SHORT EXERCISE – Find every line below that contains the word "Thành" and copy it out.

** START DATASET RECORDS **

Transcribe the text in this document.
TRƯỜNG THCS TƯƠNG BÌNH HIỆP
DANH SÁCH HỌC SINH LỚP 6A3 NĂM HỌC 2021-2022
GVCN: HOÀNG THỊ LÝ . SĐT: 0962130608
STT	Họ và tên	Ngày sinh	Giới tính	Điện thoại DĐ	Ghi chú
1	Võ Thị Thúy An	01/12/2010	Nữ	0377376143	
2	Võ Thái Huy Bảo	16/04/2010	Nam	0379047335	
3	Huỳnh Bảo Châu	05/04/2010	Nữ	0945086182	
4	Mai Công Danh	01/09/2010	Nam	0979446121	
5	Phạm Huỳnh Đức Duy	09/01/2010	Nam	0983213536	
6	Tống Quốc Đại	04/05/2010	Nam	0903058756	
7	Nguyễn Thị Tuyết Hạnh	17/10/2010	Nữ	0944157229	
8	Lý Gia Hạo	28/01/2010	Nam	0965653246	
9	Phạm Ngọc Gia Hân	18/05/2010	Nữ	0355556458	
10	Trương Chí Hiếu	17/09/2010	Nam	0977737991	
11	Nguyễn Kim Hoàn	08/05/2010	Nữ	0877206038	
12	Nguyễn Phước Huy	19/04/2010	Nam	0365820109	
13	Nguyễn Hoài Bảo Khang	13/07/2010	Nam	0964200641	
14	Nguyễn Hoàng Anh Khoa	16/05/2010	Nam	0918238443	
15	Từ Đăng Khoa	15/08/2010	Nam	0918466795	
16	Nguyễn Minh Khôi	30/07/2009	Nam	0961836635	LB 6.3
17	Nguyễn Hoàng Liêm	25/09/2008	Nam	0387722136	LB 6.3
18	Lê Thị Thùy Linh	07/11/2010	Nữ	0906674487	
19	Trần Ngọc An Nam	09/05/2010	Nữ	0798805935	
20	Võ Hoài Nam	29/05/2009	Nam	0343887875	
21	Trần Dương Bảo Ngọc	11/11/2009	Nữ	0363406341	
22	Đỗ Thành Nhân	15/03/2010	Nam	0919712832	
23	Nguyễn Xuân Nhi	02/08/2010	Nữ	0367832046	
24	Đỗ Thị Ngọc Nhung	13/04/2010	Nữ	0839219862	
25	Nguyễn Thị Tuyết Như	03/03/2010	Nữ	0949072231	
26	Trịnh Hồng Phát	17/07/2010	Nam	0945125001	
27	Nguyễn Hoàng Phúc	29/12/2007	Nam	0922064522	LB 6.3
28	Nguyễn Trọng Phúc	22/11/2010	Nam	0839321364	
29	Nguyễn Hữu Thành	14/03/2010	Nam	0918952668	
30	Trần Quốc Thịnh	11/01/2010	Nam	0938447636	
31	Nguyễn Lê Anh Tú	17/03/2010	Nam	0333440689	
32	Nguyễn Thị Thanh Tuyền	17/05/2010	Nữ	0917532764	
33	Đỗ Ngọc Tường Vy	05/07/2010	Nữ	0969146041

** END DATASET RECORDS **

OUTPUT FOR THIS EXERCISE –
22	Đỗ Thành Nhân	15/03/2010	Nam	0919712832	
29	Nguyễn Hữu Thành	14/03/2010	Nam	0918952668	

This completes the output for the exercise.